Extracted material Block Start

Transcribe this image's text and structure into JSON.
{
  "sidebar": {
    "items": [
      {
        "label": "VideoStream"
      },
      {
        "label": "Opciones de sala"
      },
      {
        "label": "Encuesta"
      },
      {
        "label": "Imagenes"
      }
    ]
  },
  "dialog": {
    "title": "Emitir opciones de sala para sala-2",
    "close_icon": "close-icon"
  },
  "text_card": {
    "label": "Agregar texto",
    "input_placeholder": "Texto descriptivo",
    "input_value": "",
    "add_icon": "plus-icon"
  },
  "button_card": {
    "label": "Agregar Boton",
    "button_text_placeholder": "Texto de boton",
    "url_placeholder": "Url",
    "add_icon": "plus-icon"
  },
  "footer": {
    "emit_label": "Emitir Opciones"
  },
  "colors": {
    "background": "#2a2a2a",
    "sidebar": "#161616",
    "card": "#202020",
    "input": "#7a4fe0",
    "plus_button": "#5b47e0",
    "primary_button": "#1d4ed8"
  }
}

Extracted material Block End

=== What you need to do ===
Each record above needs to be reproduced exactly as written.

=== Answer area ===
Transcribe this image's text and structure into JSON.
{
  "sidebar": {
    "items": [
      {
        "label": "VideoStream"
      },
      {
        "label": "Opciones de sala"
      },
      {
        "label": "Encuesta"
      },
      {
        "label": "Imagenes"
      }
    ]
  },
  "dialog": {
    "title": "Emitir opciones de sala para sala-2",
    "close_icon": "close-icon"
  },
  "text_card": {
    "label": "Agregar texto",
    "input_placeholder": "Texto descriptivo",
    "input_value": "",
    "add_icon": "plus-icon"
  },
  "button_card": {
    "label": "Agregar Boton",
    "button_text_placeholder": "Texto de boton",
    "url_placeholder": "Url",
    "add_icon": "plus-icon"
  },
  "footer": {
    "emit_label": "Emitir Opciones"
  },
  "colors": {
    "background": "#2a2a2a",
    "sidebar": "#161616",
    "card": "#202020",
    "input": "#7a4fe0",
    "plus_button": "#5b47e0",
    "primary_button": "#1d4ed8"
  }
}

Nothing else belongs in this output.